┏━━
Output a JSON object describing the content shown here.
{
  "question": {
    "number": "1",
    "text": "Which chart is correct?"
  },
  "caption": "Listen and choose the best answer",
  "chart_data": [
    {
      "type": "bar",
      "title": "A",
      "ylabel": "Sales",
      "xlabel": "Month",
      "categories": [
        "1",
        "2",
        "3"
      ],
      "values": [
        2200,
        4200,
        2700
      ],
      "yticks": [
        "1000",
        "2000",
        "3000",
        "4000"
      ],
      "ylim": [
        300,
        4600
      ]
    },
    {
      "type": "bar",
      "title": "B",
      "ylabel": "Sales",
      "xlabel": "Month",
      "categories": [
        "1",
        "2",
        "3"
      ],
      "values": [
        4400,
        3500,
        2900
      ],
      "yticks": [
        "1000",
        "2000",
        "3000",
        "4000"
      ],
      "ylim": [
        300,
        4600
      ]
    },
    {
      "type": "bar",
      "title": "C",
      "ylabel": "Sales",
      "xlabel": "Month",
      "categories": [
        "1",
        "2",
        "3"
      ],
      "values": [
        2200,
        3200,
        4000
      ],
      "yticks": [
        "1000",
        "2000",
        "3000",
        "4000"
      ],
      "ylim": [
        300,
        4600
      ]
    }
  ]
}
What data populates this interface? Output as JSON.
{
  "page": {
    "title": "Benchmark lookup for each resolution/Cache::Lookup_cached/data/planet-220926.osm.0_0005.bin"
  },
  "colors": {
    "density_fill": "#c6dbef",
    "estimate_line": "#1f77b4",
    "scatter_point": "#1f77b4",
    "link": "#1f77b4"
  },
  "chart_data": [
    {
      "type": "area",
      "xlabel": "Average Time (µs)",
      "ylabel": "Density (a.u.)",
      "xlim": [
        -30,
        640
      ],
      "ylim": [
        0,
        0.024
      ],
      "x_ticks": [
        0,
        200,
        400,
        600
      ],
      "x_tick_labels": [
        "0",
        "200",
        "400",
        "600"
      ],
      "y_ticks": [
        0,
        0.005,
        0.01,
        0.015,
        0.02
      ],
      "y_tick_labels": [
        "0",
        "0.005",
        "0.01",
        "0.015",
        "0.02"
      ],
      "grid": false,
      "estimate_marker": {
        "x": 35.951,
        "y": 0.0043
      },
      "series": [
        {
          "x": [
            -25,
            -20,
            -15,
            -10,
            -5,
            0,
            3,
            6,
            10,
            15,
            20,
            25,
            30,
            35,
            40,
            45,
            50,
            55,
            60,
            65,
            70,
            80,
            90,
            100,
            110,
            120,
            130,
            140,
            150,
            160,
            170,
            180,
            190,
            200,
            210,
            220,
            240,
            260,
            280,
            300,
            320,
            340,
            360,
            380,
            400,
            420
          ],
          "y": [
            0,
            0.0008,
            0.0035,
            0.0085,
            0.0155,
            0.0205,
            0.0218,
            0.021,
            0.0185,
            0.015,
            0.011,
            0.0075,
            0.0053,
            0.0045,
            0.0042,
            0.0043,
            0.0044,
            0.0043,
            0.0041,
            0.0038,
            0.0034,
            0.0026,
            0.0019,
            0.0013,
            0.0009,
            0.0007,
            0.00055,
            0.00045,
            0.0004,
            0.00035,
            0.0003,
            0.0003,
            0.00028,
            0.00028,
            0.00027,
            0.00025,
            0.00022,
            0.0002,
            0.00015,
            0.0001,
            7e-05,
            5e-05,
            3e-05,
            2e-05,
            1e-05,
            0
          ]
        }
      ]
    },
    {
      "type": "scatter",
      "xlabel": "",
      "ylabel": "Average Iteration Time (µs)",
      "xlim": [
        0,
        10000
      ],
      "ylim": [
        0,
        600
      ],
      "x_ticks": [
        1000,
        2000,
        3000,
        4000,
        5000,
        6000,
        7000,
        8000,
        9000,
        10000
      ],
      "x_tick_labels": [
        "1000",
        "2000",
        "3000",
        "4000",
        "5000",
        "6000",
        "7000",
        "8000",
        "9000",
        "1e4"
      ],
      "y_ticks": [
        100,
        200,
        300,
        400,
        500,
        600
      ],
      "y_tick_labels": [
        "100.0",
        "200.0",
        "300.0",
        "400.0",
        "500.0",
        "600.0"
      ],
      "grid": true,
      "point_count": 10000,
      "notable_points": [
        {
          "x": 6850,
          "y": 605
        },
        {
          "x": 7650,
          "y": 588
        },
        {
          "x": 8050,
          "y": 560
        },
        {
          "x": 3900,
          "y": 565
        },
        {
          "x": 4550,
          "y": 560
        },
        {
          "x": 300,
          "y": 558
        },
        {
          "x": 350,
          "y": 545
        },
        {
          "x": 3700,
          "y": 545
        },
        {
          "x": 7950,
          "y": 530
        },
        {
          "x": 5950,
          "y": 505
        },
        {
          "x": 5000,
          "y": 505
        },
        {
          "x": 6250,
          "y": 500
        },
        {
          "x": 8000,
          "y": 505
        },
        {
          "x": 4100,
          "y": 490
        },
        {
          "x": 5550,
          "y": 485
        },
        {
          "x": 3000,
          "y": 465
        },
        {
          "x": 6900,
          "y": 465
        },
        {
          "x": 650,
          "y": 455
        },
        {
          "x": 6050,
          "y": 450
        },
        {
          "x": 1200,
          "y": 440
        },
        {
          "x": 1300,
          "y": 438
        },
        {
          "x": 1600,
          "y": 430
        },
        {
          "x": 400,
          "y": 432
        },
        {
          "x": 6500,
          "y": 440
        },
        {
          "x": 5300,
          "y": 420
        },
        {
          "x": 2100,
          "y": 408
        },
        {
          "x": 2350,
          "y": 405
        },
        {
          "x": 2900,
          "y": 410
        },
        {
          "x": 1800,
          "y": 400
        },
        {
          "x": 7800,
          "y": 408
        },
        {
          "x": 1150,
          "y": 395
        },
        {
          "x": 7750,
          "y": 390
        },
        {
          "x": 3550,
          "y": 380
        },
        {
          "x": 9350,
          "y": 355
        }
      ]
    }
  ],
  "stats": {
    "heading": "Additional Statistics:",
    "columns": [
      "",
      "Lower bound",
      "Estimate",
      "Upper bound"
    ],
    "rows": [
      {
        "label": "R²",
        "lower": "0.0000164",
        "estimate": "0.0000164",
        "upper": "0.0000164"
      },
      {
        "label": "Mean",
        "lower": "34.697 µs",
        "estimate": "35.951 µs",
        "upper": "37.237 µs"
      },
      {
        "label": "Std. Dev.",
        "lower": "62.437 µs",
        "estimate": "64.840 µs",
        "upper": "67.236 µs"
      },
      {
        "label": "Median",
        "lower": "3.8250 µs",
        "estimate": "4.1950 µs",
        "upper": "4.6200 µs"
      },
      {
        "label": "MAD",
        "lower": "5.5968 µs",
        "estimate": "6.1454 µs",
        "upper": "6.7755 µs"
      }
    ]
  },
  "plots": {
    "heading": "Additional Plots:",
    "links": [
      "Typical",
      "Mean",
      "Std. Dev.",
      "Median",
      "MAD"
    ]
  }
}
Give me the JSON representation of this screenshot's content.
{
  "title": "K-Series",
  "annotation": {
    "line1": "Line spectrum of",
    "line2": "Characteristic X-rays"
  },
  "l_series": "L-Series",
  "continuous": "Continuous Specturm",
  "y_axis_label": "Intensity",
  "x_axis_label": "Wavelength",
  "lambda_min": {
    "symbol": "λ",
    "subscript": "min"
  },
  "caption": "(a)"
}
┗━━
Reproduce nothing but the lines from the line containing "Give me the" to the last line of the data, each exactly as written.

Give me the JSON representation of this screenshot's content.
{
  "title": "K-Series",
  "annotation": {
    "line1": "Line spectrum of",
    "line2": "Characteristic X-rays"
  },
  "l_series": "L-Series",
  "continuous": "Continuous Specturm",
  "y_axis_label": "Intensity",
  "x_axis_label": "Wavelength",
  "lambda_min": {
    "symbol": "λ",
    "subscript": "min"
  },
  "caption": "(a)"
}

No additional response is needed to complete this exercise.